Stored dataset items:
▶
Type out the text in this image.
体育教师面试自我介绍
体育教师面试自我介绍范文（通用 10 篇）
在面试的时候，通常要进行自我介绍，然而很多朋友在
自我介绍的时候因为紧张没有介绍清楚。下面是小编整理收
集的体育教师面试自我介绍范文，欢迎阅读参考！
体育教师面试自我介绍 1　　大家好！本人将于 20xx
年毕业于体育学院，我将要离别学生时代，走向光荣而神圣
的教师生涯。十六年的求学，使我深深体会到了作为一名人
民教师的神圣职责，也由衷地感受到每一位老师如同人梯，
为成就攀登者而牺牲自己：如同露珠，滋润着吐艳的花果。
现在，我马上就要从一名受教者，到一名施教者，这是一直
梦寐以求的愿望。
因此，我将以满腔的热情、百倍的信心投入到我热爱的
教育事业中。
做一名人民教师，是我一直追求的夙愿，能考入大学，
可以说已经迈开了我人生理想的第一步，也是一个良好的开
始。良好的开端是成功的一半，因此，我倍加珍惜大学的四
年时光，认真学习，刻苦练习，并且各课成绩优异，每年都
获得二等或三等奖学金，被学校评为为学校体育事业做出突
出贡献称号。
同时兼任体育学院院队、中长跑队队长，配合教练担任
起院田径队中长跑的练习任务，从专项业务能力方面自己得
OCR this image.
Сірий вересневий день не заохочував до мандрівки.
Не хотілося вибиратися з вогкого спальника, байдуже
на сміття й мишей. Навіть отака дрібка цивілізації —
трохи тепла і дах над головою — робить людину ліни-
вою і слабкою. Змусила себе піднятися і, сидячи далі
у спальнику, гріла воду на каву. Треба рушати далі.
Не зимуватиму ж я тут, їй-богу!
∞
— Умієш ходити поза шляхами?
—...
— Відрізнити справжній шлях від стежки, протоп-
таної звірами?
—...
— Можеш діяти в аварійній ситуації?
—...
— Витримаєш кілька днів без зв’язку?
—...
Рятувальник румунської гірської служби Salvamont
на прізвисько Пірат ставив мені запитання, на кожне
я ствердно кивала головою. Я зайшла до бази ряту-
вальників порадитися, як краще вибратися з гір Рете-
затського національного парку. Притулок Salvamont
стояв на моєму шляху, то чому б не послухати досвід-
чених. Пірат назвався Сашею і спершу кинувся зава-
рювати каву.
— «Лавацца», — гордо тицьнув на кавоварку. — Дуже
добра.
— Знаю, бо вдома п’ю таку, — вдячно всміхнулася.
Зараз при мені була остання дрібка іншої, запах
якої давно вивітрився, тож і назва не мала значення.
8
◀
• **Written task**:
Repeat every entry exactly, please.

• **Output of the task**:
Type out the text in this image.
体育教师面试自我介绍
体育教师面试自我介绍范文（通用 10 篇）
在面试的时候，通常要进行自我介绍，然而很多朋友在
自我介绍的时候因为紧张没有介绍清楚。下面是小编整理收
集的体育教师面试自我介绍范文，欢迎阅读参考！
体育教师面试自我介绍 1　　大家好！本人将于 20xx
年毕业于体育学院，我将要离别学生时代，走向光荣而神圣
的教师生涯。十六年的求学，使我深深体会到了作为一名人
民教师的神圣职责，也由衷地感受到每一位老师如同人梯，
为成就攀登者而牺牲自己：如同露珠，滋润着吐艳的花果。
现在，我马上就要从一名受教者，到一名施教者，这是一直
梦寐以求的愿望。
因此，我将以满腔的热情、百倍的信心投入到我热爱的
教育事业中。
做一名人民教师，是我一直追求的夙愿，能考入大学，
可以说已经迈开了我人生理想的第一步，也是一个良好的开
始。良好的开端是成功的一半，因此，我倍加珍惜大学的四
年时光，认真学习，刻苦练习，并且各课成绩优异，每年都
获得二等或三等奖学金，被学校评为为学校体育事业做出突
出贡献称号。
同时兼任体育学院院队、中长跑队队长，配合教练担任
起院田径队中长跑的练习任务，从专项业务能力方面自己得
OCR this image.
Сірий вересневий день не заохочував до мандрівки.
Не хотілося вибиратися з вогкого спальника, байдуже
на сміття й мишей. Навіть отака дрібка цивілізації —
трохи тепла і дах над головою — робить людину ліни-
вою і слабкою. Змусила себе піднятися і, сидячи далі
у спальнику, гріла воду на каву. Треба рушати далі.
Не зимуватиму ж я тут, їй-богу!
∞
— Умієш ходити поза шляхами?
—...
— Відрізнити справжній шлях від стежки, протоп-
таної звірами?
—...
— Можеш діяти в аварійній ситуації?
—...
— Витримаєш кілька днів без зв’язку?
—...
Рятувальник румунської гірської служби Salvamont
на прізвисько Пірат ставив мені запитання, на кожне
я ствердно кивала головою. Я зайшла до бази ряту-
вальників порадитися, як краще вибратися з гір Рете-
затського національного парку. Притулок Salvamont
стояв на моєму шляху, то чому б не послухати досвід-
чених. Пірат назвався Сашею і спершу кинувся зава-
рювати каву.
— «Лавацца», — гордо тицьнув на кавоварку. — Дуже
добра.
— Знаю, бо вдома п’ю таку, — вдячно всміхнулася.
Зараз при мені була остання дрібка іншої, запах
якої давно вивітрився, тож і назва не мала значення.
8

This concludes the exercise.